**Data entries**
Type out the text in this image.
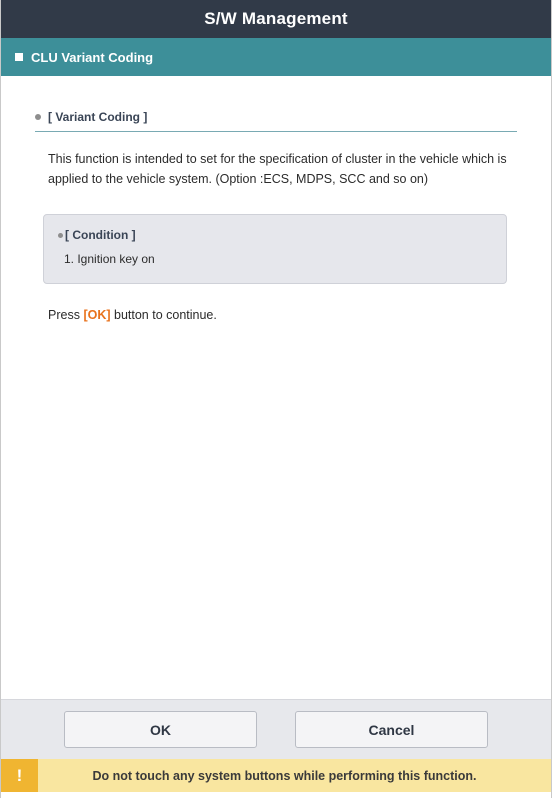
S/W Management
CLU Variant Coding
[ Variant Coding ]
This function is intended to set for the specification of cluster in the vehicle which is applied to the vehicle system. (Option :ECS, MDPS, SCC and so on)
[ Condition ]
1. Ignition key on
Press [OK] button to continue.
OK	Cancel
!	Do not touch any system buttons while performing this function.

**THE EXERCISE**
Pull out every line in the material above where "system" occurs.

**FULL ANSWER**
This function is intended to set for the specification of cluster in the vehicle which is applied to the vehicle system. (Option :ECS, MDPS, SCC and so on)
!	Do not touch any system buttons while performing this function.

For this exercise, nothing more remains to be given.